#### Exercise objective:
How many of these lines hold the string "symbol"? Answer with the number only.

Data entries
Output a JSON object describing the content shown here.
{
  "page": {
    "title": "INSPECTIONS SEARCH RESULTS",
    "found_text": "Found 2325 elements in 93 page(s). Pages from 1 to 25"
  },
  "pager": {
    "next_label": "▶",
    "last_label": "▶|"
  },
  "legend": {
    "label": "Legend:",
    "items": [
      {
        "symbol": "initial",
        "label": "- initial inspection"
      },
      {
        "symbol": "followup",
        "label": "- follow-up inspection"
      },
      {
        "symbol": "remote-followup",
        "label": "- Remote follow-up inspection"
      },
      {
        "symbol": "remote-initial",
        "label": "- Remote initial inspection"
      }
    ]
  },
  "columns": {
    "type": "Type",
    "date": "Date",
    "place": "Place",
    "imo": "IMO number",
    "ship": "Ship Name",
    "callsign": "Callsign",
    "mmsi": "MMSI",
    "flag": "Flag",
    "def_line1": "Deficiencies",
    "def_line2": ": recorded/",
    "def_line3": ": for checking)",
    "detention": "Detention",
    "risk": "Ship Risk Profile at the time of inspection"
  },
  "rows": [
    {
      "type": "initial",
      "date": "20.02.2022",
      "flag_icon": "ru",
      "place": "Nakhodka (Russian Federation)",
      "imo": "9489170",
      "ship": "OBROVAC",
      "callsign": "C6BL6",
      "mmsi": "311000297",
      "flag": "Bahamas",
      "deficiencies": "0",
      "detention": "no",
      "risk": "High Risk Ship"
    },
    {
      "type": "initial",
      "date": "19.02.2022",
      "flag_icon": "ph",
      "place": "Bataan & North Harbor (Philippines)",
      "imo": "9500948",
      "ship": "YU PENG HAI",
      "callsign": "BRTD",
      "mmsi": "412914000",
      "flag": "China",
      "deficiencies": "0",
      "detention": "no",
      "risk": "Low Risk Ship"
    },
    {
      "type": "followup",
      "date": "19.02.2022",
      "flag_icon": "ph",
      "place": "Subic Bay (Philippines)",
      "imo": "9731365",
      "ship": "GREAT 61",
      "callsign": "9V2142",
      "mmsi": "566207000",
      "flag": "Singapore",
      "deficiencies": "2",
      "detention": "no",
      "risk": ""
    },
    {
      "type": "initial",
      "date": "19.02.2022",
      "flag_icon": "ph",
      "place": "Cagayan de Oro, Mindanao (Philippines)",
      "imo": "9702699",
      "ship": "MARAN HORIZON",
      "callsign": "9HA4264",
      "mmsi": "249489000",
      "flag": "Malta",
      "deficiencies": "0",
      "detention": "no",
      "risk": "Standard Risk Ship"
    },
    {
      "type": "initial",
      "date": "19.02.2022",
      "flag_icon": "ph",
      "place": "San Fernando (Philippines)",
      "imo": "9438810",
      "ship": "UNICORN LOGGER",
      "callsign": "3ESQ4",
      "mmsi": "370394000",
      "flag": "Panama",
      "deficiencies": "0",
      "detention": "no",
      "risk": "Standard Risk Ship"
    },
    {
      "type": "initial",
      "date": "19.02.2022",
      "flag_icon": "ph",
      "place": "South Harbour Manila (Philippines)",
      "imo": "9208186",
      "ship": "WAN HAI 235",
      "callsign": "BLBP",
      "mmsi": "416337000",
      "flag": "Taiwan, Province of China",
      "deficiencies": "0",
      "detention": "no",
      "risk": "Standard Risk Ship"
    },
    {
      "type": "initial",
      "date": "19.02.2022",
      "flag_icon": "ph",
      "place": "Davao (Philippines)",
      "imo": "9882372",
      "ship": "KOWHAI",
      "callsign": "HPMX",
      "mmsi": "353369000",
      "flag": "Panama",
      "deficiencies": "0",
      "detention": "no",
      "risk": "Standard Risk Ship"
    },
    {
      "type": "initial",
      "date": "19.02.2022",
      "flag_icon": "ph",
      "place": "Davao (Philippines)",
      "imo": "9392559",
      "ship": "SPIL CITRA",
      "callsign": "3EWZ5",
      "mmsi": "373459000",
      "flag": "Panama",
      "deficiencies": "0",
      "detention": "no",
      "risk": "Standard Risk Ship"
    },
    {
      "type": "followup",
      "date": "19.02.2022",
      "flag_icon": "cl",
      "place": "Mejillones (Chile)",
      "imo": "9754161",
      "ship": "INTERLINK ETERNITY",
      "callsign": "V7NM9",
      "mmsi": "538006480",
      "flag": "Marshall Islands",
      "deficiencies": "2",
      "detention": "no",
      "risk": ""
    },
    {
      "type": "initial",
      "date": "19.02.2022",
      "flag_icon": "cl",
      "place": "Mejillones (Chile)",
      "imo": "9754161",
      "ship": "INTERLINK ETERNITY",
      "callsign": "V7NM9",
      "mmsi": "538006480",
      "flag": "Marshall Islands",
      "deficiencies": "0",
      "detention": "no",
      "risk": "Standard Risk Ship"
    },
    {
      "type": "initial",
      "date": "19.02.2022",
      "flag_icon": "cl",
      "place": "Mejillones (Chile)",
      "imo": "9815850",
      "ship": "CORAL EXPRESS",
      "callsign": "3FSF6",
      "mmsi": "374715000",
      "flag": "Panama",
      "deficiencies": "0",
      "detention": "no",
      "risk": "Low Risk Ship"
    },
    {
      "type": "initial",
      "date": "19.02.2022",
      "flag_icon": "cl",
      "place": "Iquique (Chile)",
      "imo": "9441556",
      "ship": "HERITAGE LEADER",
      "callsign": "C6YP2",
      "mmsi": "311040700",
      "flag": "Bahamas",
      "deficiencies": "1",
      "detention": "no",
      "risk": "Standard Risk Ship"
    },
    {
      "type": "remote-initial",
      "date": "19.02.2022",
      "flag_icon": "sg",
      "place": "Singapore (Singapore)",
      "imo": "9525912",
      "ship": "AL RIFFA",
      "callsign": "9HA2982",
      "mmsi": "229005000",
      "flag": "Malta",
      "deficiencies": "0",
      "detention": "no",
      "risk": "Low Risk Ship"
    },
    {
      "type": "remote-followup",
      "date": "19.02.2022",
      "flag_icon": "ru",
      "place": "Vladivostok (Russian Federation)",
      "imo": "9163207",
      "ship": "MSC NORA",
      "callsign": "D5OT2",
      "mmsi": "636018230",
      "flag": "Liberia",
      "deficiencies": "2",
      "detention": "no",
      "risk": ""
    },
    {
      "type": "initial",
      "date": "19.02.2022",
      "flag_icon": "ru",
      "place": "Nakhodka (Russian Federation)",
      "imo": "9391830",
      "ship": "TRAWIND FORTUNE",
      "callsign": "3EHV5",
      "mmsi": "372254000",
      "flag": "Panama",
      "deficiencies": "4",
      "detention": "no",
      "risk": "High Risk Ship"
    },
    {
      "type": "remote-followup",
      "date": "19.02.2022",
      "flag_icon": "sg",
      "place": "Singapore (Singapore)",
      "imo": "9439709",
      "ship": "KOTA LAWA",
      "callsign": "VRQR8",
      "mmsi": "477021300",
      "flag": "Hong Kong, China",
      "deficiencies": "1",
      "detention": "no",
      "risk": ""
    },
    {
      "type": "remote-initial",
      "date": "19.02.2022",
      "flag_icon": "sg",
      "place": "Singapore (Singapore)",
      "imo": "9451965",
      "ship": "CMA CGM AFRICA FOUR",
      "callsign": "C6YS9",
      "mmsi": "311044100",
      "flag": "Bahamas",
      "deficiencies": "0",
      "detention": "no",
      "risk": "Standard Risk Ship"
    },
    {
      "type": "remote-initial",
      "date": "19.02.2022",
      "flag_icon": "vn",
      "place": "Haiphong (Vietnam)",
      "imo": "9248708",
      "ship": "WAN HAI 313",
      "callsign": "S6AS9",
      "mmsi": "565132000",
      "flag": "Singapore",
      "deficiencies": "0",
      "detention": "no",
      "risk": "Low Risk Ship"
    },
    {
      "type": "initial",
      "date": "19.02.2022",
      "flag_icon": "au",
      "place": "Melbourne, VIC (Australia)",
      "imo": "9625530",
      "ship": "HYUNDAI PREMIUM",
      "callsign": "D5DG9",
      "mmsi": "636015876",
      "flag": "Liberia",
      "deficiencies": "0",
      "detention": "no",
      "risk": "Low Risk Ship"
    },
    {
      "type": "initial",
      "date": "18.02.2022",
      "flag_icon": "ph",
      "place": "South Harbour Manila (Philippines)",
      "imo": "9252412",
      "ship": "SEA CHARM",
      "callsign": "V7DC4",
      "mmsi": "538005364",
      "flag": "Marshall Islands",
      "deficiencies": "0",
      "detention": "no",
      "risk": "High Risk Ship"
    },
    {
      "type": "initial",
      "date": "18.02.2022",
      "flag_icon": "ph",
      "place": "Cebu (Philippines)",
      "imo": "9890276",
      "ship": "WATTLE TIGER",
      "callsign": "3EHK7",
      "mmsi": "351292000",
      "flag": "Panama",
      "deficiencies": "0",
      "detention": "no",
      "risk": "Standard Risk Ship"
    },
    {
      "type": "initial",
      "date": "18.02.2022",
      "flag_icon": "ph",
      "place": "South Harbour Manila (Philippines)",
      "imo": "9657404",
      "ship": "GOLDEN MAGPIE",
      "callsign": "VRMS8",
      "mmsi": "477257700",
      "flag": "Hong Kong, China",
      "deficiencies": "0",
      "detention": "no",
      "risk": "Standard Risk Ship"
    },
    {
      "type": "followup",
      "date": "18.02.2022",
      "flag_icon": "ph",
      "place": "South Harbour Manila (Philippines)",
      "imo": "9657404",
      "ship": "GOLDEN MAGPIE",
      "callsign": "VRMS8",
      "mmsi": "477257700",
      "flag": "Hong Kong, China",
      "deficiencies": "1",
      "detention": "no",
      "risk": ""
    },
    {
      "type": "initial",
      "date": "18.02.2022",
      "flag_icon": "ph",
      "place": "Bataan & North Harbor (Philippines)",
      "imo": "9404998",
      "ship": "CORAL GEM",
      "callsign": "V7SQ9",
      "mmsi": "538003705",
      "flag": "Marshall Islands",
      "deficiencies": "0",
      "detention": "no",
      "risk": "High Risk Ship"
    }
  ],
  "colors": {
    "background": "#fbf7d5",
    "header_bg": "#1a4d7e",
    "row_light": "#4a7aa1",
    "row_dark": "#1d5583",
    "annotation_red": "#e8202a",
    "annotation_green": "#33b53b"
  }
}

#### Correct response:
4